Items from a dataset

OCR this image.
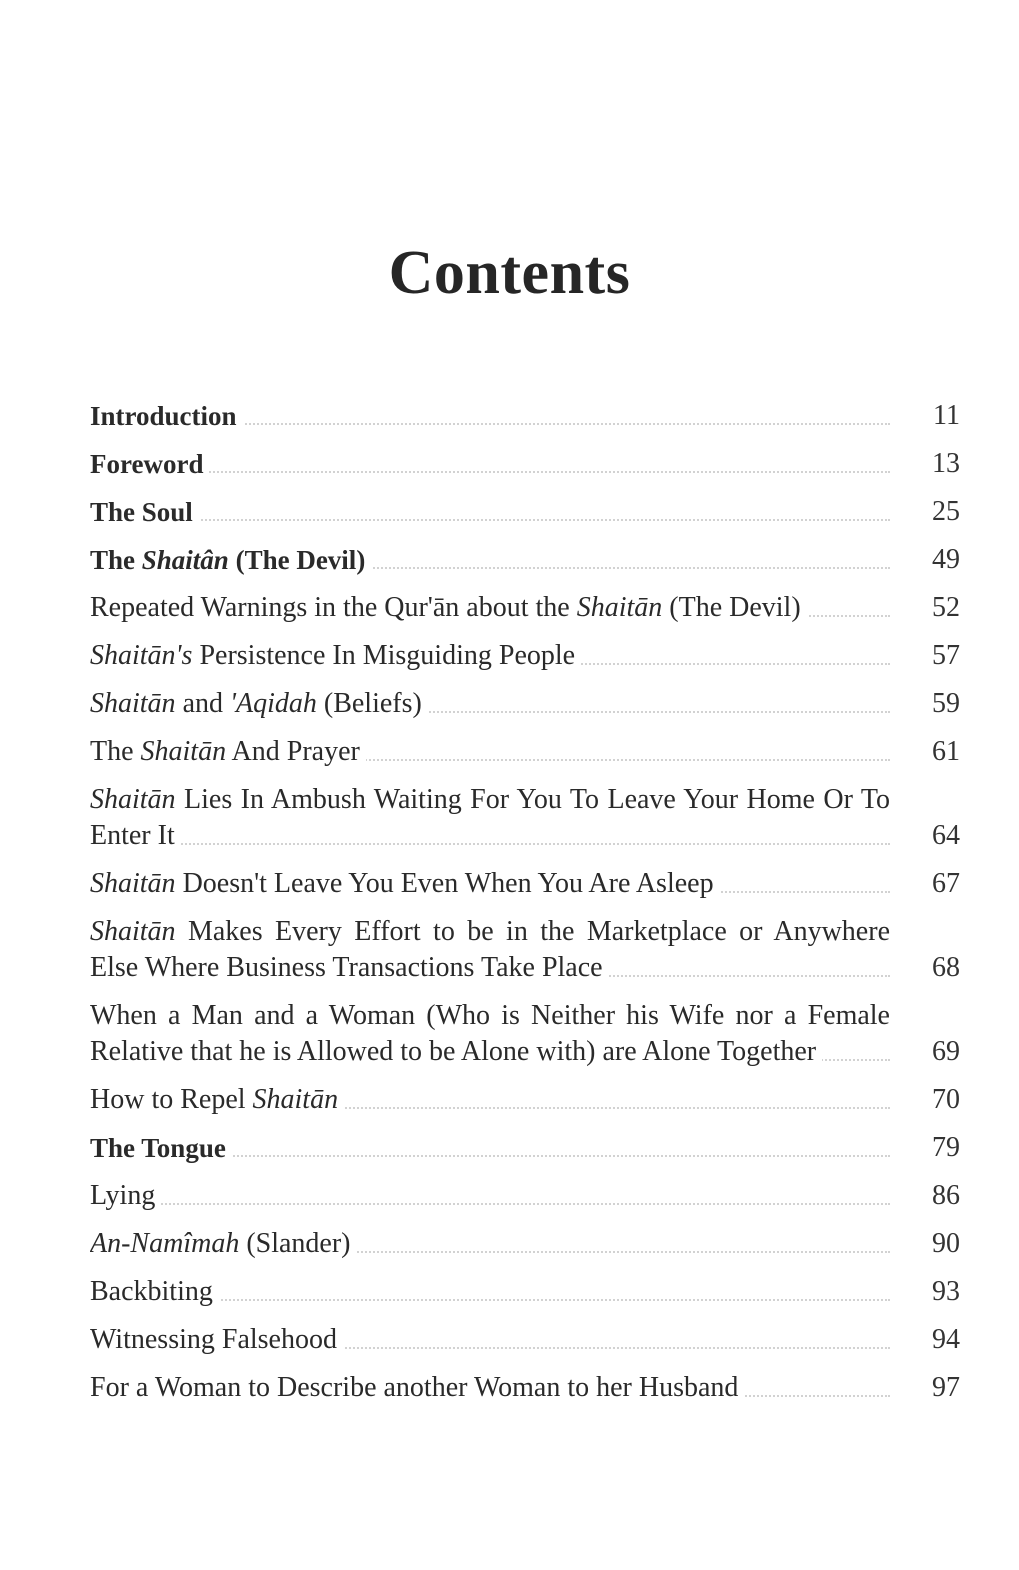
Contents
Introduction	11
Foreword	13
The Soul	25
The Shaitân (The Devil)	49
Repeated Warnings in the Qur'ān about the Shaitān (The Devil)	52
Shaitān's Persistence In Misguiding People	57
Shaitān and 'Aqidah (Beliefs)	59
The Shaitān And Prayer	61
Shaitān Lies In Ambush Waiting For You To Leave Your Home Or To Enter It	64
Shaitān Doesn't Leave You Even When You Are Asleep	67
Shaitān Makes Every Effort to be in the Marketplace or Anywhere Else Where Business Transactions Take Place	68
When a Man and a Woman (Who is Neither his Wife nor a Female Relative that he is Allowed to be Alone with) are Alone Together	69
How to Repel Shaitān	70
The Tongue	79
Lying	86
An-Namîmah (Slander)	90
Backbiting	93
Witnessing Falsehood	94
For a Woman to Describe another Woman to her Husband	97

* * *

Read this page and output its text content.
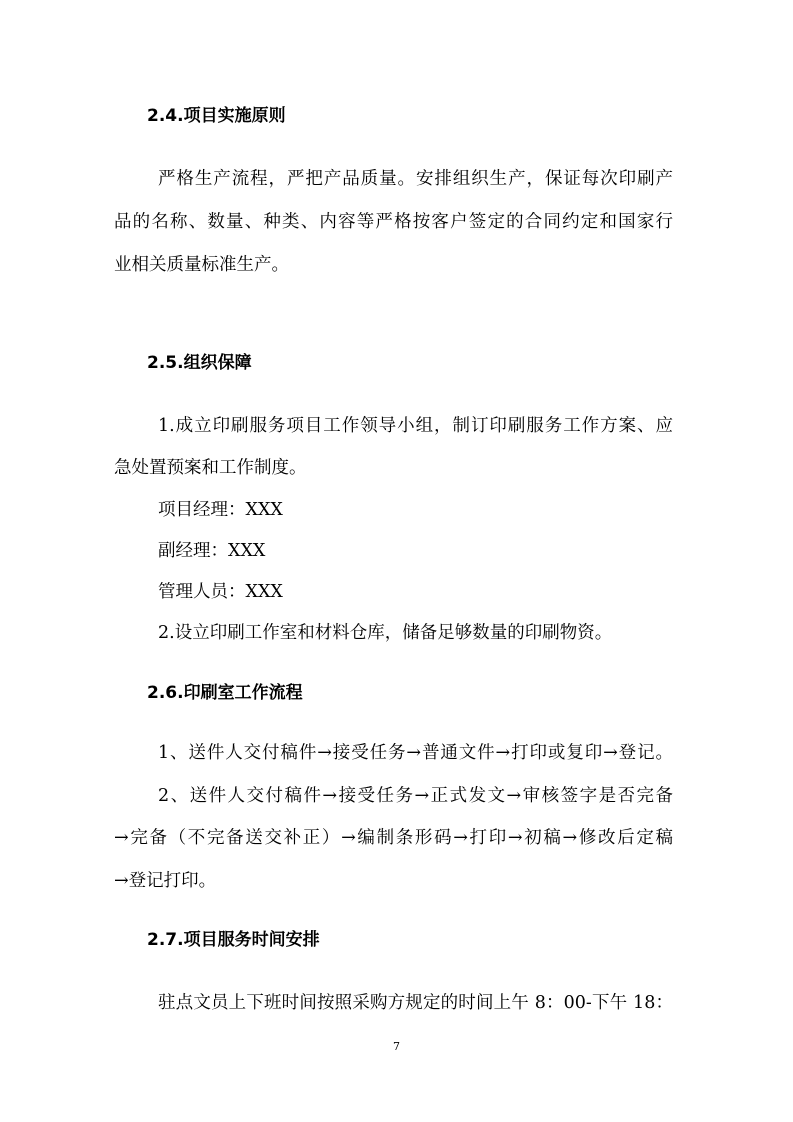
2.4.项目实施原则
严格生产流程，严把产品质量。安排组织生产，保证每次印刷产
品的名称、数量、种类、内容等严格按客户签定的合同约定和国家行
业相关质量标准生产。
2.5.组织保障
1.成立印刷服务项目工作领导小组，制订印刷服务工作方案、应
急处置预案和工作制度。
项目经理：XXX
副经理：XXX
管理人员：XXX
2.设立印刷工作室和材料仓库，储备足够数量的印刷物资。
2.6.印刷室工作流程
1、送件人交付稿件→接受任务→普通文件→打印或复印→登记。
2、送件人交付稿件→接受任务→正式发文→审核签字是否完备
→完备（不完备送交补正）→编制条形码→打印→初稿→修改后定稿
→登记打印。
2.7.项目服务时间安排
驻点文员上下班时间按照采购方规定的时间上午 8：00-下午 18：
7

▸ Exercise prompt
Only lines with "Devil" are wanted here; list each of them.

▸ In response
The Shaitân (The Devil)	49
Repeated Warnings in the Qur'ān about the Shaitān (The Devil)	52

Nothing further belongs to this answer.